# Problem to solve
Rewrite the data below as a numbered list, dropping any blank lines.
--*--
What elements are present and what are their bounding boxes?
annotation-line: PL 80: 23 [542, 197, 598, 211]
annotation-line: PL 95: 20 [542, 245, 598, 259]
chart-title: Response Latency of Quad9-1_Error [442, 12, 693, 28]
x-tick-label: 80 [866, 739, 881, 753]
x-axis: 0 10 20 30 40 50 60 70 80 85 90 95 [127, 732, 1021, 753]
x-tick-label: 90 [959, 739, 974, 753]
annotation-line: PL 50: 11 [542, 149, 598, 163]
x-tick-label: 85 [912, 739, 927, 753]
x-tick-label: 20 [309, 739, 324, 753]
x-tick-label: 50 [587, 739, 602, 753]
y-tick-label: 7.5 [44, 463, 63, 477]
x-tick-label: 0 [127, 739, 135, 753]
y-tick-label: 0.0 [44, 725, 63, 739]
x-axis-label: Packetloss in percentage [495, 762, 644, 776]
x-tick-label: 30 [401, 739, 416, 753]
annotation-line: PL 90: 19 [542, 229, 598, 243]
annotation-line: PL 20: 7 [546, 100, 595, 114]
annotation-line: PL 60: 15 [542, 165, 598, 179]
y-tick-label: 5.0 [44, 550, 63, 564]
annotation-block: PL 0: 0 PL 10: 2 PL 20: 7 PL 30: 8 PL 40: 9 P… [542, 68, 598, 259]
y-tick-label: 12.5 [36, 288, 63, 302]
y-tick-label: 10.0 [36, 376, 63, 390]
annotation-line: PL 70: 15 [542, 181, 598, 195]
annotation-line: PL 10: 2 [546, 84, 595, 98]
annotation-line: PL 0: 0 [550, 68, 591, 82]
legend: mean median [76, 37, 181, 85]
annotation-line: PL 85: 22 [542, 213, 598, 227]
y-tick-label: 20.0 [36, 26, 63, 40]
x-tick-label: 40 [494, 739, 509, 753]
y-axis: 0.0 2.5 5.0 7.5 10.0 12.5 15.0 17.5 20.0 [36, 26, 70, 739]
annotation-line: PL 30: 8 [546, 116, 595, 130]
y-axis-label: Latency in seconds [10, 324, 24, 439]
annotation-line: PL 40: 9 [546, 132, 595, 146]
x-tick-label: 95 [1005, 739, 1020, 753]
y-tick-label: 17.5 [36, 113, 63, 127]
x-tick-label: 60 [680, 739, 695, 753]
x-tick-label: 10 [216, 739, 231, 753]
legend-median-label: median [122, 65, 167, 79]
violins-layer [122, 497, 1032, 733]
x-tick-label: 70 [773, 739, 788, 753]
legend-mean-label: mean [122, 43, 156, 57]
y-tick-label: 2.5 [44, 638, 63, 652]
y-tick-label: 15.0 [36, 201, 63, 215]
--*--
# In response
1. What elements are present and what are their bounding boxes?
2. annotation-line: PL 80: 23 [542, 197, 598, 211]
3. annotation-line: PL 95: 20 [542, 245, 598, 259]
4. chart-title: Response Latency of Quad9-1_Error [442, 12, 693, 28]
5. x-tick-label: 80 [866, 739, 881, 753]
6. x-axis: 0 10 20 30 40 50 60 70 80 85 90 95 [127, 732, 1021, 753]
7. x-tick-label: 90 [959, 739, 974, 753]
8. annotation-line: PL 50: 11 [542, 149, 598, 163]
9. x-tick-label: 85 [912, 739, 927, 753]
10. x-tick-label: 20 [309, 739, 324, 753]
11. x-tick-label: 50 [587, 739, 602, 753]
12. y-tick-label: 7.5 [44, 463, 63, 477]
13. x-tick-label: 0 [127, 739, 135, 753]
14. y-tick-label: 0.0 [44, 725, 63, 739]
15. x-axis-label: Packetloss in percentage [495, 762, 644, 776]
16. x-tick-label: 30 [401, 739, 416, 753]
17. annotation-line: PL 90: 19 [542, 229, 598, 243]
18. annotation-line: PL 20: 7 [546, 100, 595, 114]
19. annotation-line: PL 60: 15 [542, 165, 598, 179]
20. y-tick-label: 5.0 [44, 550, 63, 564]
21. annotation-block: PL 0: 0 PL 10: 2 PL 20: 7 PL 30: 8 PL 40: 9 P… [542, 68, 598, 259]
22. y-tick-label: 12.5 [36, 288, 63, 302]
23. y-tick-label: 10.0 [36, 376, 63, 390]
24. annotation-line: PL 70: 15 [542, 181, 598, 195]
25. annotation-line: PL 10: 2 [546, 84, 595, 98]
26. annotation-line: PL 0: 0 [550, 68, 591, 82]
27. legend: mean median [76, 37, 181, 85]
28. annotation-line: PL 85: 22 [542, 213, 598, 227]
29. y-tick-label: 20.0 [36, 26, 63, 40]
30. x-tick-label: 40 [494, 739, 509, 753]
31. y-axis: 0.0 2.5 5.0 7.5 10.0 12.5 15.0 17.5 20.0 [36, 26, 70, 739]
32. annotation-line: PL 30: 8 [546, 116, 595, 130]
33. y-axis-label: Latency in seconds [10, 324, 24, 439]
34. annotation-line: PL 40: 9 [546, 132, 595, 146]
35. x-tick-label: 95 [1005, 739, 1020, 753]
36. y-tick-label: 17.5 [36, 113, 63, 127]
37. x-tick-label: 60 [680, 739, 695, 753]
38. x-tick-label: 10 [216, 739, 231, 753]
39. legend-median-label: median [122, 65, 167, 79]
40. violins-layer [122, 497, 1032, 733]
41. x-tick-label: 70 [773, 739, 788, 753]
42. legend-mean-label: mean [122, 43, 156, 57]
43. y-tick-label: 2.5 [44, 638, 63, 652]
44. y-tick-label: 15.0 [36, 201, 63, 215]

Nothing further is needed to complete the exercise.